### TASK REQUIREMENTS
Tally every line of the material that includes "wiki", then give the tally and nothing else.

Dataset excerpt

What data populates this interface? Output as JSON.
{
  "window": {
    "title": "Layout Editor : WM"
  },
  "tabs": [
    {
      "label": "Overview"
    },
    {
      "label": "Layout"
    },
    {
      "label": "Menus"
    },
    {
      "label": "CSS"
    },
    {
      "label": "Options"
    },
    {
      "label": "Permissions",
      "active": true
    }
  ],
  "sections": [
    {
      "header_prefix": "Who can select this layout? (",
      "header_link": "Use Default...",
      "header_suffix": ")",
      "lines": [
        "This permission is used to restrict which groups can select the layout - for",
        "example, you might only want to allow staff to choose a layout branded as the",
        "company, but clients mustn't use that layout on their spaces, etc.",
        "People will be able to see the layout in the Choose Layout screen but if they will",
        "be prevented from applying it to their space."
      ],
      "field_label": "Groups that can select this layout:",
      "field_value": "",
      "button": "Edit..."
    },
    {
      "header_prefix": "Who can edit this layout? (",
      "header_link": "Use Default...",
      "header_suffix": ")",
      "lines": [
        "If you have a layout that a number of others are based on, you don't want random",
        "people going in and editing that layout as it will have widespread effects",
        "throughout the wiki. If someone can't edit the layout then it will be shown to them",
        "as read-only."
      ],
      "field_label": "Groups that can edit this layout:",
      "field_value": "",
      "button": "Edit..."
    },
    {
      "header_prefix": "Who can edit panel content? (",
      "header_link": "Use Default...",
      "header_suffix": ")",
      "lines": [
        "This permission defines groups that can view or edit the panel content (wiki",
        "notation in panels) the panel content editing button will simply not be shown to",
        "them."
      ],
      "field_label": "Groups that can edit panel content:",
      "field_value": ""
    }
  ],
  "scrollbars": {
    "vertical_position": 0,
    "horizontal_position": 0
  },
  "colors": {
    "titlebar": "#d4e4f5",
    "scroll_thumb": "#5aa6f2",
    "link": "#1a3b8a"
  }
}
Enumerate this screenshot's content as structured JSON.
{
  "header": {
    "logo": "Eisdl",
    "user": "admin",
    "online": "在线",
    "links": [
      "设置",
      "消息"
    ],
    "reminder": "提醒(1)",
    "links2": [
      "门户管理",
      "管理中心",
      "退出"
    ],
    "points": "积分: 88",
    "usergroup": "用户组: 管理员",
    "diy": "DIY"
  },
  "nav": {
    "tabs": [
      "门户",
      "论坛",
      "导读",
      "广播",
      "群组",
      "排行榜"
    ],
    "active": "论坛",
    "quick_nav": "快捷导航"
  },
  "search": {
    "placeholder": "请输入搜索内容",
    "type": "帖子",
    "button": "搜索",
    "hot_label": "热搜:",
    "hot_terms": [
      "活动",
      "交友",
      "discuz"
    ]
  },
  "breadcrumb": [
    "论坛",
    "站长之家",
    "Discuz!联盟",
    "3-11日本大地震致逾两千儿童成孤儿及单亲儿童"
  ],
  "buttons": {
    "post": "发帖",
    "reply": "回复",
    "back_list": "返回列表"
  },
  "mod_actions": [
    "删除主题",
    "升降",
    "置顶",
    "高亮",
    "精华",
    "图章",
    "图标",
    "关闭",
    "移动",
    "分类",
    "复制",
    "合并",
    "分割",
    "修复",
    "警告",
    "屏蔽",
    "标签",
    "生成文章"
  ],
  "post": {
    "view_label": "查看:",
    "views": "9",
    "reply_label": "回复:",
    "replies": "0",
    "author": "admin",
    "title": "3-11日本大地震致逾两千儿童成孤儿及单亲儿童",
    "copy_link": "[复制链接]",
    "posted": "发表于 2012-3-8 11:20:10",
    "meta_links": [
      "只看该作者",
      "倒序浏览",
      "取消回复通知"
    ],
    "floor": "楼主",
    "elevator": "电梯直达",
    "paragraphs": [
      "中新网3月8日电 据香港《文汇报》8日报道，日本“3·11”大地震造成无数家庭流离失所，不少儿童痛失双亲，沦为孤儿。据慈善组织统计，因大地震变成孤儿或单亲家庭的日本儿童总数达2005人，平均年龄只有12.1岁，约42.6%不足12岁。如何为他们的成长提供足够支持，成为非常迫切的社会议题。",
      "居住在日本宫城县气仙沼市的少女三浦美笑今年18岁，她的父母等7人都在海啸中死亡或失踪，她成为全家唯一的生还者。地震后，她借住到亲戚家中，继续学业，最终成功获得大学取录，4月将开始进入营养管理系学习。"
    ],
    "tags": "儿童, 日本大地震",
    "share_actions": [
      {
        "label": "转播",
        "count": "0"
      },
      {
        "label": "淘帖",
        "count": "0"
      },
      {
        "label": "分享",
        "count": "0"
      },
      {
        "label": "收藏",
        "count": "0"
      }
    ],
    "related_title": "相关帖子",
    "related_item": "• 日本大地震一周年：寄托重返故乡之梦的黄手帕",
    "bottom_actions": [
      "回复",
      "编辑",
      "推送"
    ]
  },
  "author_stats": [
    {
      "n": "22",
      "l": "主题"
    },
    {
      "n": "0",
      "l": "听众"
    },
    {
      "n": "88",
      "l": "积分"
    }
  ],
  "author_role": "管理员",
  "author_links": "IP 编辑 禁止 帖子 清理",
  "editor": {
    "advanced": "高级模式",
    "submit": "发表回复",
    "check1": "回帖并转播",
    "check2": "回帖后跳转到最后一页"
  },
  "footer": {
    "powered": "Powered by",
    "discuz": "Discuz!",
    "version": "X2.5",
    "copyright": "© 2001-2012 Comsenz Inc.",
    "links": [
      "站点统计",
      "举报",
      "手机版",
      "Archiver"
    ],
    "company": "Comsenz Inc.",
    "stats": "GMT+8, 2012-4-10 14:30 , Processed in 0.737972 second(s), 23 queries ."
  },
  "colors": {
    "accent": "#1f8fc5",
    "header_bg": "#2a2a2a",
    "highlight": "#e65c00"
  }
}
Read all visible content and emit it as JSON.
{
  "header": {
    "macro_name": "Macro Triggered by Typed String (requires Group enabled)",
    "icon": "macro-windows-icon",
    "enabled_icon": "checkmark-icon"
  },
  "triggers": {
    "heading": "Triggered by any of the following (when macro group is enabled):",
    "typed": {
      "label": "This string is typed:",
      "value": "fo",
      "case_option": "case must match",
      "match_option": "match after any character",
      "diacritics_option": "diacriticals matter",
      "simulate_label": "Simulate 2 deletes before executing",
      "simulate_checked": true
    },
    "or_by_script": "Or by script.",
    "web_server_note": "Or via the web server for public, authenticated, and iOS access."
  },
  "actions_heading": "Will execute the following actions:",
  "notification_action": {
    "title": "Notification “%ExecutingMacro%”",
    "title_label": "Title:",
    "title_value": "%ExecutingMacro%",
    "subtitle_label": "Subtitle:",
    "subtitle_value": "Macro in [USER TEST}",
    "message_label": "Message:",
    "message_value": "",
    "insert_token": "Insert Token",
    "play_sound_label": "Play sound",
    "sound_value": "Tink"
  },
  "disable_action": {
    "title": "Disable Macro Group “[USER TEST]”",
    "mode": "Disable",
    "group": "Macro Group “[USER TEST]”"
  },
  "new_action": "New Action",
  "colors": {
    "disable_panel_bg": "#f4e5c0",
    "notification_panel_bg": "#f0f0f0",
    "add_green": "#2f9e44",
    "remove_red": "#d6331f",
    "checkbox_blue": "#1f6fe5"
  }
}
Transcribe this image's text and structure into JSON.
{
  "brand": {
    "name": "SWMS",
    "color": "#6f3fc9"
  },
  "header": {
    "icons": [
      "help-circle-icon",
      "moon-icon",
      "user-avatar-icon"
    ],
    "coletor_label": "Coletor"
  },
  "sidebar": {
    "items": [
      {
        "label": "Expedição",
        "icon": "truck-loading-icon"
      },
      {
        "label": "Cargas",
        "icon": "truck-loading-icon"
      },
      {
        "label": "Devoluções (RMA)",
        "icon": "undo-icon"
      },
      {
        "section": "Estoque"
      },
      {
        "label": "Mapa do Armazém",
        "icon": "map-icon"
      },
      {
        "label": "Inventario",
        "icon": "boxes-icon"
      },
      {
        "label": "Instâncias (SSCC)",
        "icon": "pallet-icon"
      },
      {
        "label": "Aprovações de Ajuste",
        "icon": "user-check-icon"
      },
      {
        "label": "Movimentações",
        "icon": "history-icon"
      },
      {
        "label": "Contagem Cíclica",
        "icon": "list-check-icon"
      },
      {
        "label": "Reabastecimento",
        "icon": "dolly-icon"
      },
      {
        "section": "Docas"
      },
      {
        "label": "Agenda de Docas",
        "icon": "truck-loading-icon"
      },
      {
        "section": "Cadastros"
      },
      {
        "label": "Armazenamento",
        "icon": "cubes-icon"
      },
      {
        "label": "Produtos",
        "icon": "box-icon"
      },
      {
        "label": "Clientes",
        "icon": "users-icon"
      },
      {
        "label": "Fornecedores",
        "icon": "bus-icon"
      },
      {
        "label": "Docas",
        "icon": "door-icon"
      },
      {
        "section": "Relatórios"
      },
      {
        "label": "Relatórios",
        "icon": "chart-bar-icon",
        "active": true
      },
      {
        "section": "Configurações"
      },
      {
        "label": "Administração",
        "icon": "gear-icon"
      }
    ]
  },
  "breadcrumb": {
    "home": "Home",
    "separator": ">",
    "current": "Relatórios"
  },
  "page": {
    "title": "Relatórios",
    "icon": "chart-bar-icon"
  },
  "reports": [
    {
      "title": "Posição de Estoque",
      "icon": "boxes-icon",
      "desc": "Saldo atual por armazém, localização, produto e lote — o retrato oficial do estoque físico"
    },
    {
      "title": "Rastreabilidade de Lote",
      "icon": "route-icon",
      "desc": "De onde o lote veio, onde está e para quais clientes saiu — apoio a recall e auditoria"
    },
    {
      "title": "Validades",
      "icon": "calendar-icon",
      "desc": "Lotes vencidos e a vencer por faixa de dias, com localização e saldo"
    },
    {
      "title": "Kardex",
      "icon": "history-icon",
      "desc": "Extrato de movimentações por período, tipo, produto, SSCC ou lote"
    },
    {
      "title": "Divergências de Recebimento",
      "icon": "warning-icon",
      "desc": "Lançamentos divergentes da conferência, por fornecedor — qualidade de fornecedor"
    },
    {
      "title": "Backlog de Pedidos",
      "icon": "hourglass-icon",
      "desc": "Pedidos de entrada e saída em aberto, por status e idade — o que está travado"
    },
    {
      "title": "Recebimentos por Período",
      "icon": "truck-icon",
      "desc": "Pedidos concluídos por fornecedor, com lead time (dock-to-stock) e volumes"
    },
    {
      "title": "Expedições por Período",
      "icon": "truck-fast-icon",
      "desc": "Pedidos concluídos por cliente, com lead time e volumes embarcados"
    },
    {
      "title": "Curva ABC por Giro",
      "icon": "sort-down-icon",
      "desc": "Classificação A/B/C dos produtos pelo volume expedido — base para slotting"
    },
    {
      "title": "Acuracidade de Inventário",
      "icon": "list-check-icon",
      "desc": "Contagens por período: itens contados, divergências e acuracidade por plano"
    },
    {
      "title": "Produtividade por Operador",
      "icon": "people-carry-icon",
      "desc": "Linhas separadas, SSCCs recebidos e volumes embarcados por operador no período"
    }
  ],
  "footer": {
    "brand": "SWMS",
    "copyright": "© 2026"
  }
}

### RESPONSE TO THIS EXERCISE
2